*Exercise prompt*
Rewrite the data starting at the line that has "top-ribbon <box>285 0 580 100</box>" and stopping after the line that has "currency-cash: R$ <box>718 438 736 454</box>", with "tier-label" changed to "level-label" and nothing else altered. Return only those lines.

=== Supplied records ===

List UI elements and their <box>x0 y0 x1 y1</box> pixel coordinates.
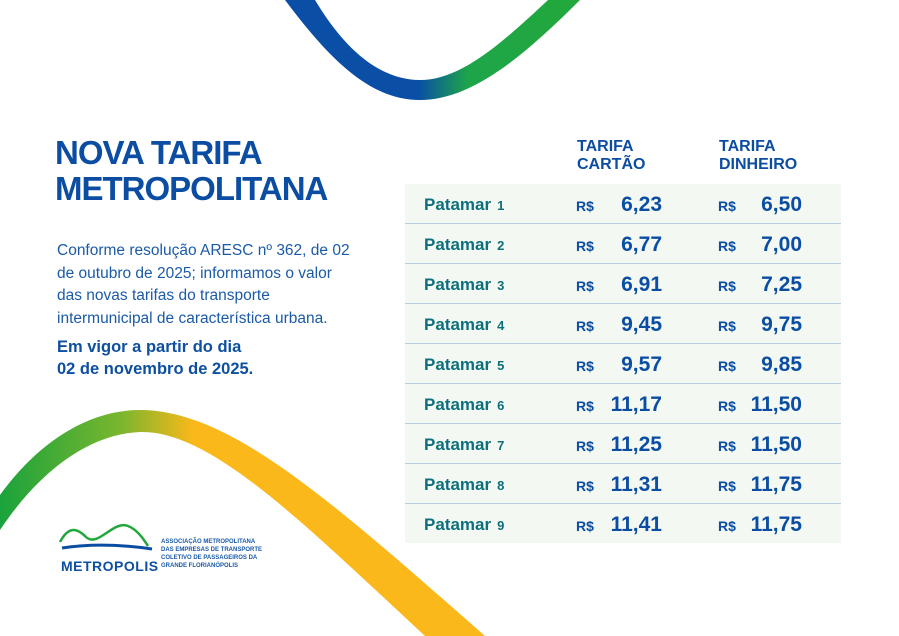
top-ribbon <box>285 0 580 100</box>
currency-card: R$ <box>576 478 594 494</box>
card-fare: 9,57 <box>621 353 662 376</box>
cash-fare: 11,50 <box>750 433 802 456</box>
header-cash-fare: TARIFA DINHEIRO <box>719 138 798 173</box>
currency-cash: R$ <box>718 398 736 414</box>
card-fare: 11,41 <box>610 513 662 536</box>
currency-card: R$ <box>576 238 594 254</box>
card-fare: 11,25 <box>610 433 662 456</box>
currency-cash: R$ <box>718 358 736 374</box>
tier-label: Patamar 4 <box>424 315 505 334</box>
tier-label: Patamar 3 <box>424 275 505 294</box>
table-row: Patamar 8 R$ 11,31 R$ 11,75 <box>405 464 841 504</box>
currency-cash: R$ <box>718 438 736 454</box>
table-row: Patamar 6 R$ 11,17 R$ 11,50 <box>405 384 841 424</box>
currency-card: R$ <box>576 438 594 454</box>
cash-fare: 11,75 <box>750 513 802 536</box>
tier-label: Patamar 5 <box>424 355 505 374</box>
cash-fare: 11,75 <box>750 473 802 496</box>
tier-label: Patamar 2 <box>424 235 505 254</box>
currency-cash: R$ <box>718 478 736 494</box>
currency-card: R$ <box>576 278 594 294</box>
tier-label: Patamar 9 <box>424 515 505 534</box>
table-row: Patamar 7 R$ 11,25 R$ 11,50 <box>405 424 841 464</box>
page-title: NOVA TARIFA METROPOLITANA <box>55 134 328 207</box>
currency-card: R$ <box>576 198 594 214</box>
currency-cash: R$ <box>718 518 736 534</box>
fare-table: Patamar 1 R$ 6,23 R$ 6,50 Patamar 2 R$ 6,77… <box>405 184 841 543</box>
effective-line-1: Em vigor a partir do dia <box>57 338 242 356</box>
card-fare: 6,23 <box>621 193 662 216</box>
currency-card: R$ <box>576 518 594 534</box>
card-fare: 9,45 <box>621 313 662 336</box>
currency-cash: R$ <box>718 238 736 254</box>
tier-label: Patamar 1 <box>424 195 505 214</box>
cash-fare: 9,75 <box>761 313 802 336</box>
currency-cash: R$ <box>718 198 736 214</box>
table-row: Patamar 3 R$ 6,91 R$ 7,25 <box>405 264 841 304</box>
cash-fare: 7,25 <box>761 273 802 296</box>
cash-fare: 6,50 <box>761 193 802 216</box>
logo-text: ASSOCIAÇÃO METROPOLITANA DAS EMPRESAS DE … <box>161 539 263 569</box>
bottom-ribbon <box>0 410 485 636</box>
metropolis-logo: METROPOLIS ASSOCIAÇÃO METROPOLITANA DAS E… <box>58 522 262 574</box>
title-line-2: METROPOLITANA <box>55 170 328 207</box>
card-fare: 11,17 <box>610 393 662 416</box>
tier-label: Patamar 6 <box>424 395 505 414</box>
cash-fare: 7,00 <box>761 233 802 256</box>
table-row: Patamar 5 R$ 9,57 R$ 9,85 <box>405 344 841 384</box>
currency-cash: R$ <box>718 318 736 334</box>
tier-label: Patamar 8 <box>424 475 505 494</box>
title-line-1: NOVA TARIFA <box>55 134 263 171</box>
cash-fare: 11,50 <box>750 393 802 416</box>
currency-card: R$ <box>576 398 594 414</box>
description: Conforme resolução ARESC nº 362, de 02 d… <box>57 242 350 327</box>
table-row: Patamar 4 R$ 9,45 R$ 9,75 <box>405 304 841 344</box>
card-fare: 6,77 <box>621 233 662 256</box>
currency-cash: R$ <box>718 278 736 294</box>
cash-fare: 9,85 <box>761 353 802 376</box>
mountain-logo-icon <box>58 523 153 551</box>
table-row: Patamar 1 R$ 6,23 R$ 6,50 <box>405 184 841 224</box>
effective-date: Em vigor a partir do dia 02 de novembro d… <box>57 336 253 380</box>
logo-name: METROPOLIS <box>61 558 159 574</box>
header-card-fare: TARIFA CARTÃO <box>577 138 646 173</box>
currency-card: R$ <box>576 358 594 374</box>
table-row: Patamar 9 R$ 11,41 R$ 11,75 <box>405 504 841 543</box>
card-fare: 11,31 <box>610 473 662 496</box>
effective-line-2: 02 de novembro de 2025. <box>57 360 254 378</box>
table-row: Patamar 2 R$ 6,77 R$ 7,00 <box>405 224 841 264</box>
currency-card: R$ <box>576 318 594 334</box>
card-fare: 6,91 <box>621 273 662 296</box>
tier-label: Patamar 7 <box>424 435 505 454</box>
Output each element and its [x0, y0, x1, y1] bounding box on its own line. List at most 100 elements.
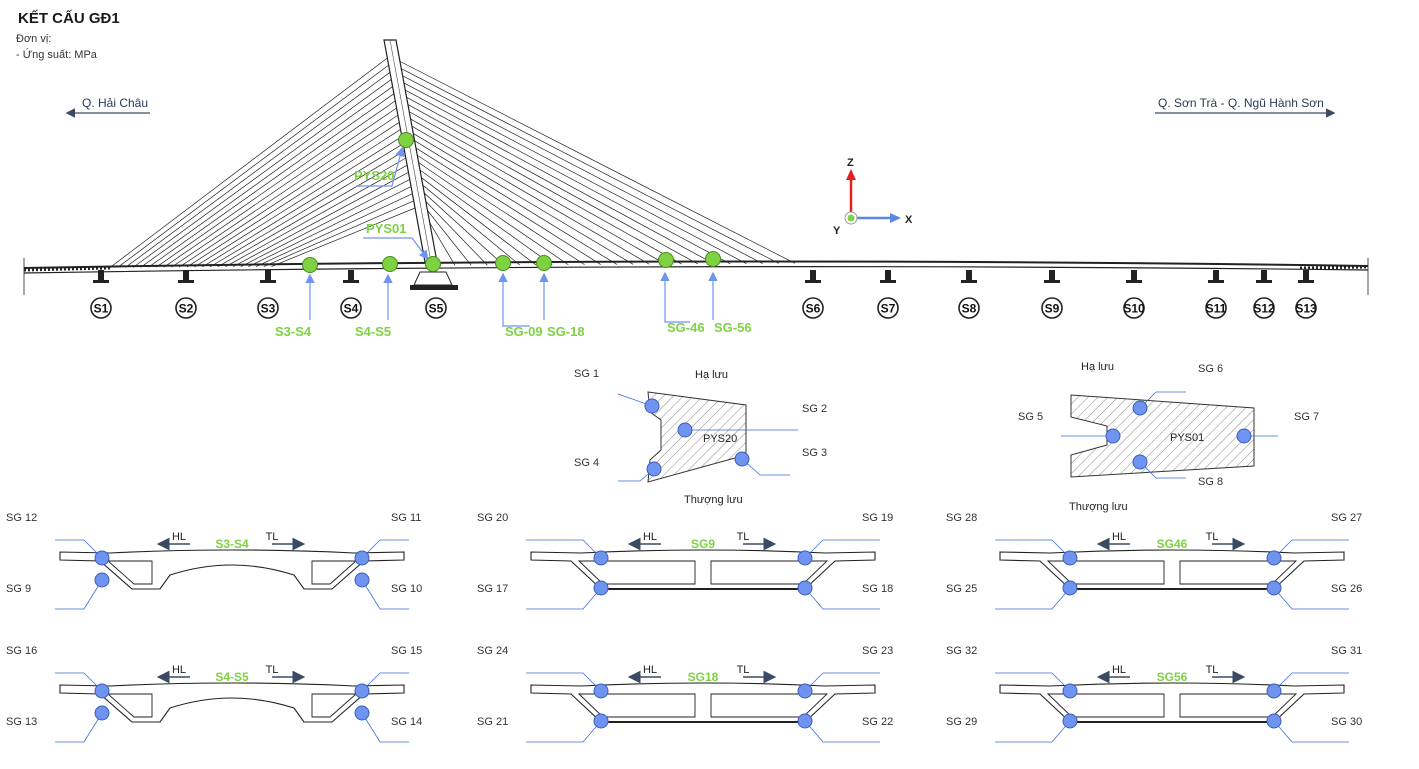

===

*The reply*
top-ribbon <box>285 0 580 100</box>
currency-card: R$ <box>576 478 594 494</box>
card-fare: 9,57 <box>621 353 662 376</box>
cash-fare: 11,50 <box>750 433 802 456</box>
header-cash-fare: TARIFA DINHEIRO <box>719 138 798 173</box>
currency-cash: R$ <box>718 398 736 414</box>
card-fare: 11,41 <box>610 513 662 536</box>
currency-card: R$ <box>576 238 594 254</box>
card-fare: 11,25 <box>610 433 662 456</box>
currency-cash: R$ <box>718 358 736 374</box>
level-label: Patamar 4 <box>424 315 505 334</box>
level-label: Patamar 3 <box>424 275 505 294</box>
table-row: Patamar 8 R$ 11,31 R$ 11,75 <box>405 464 841 504</box>
currency-cash: R$ <box>718 438 736 454</box>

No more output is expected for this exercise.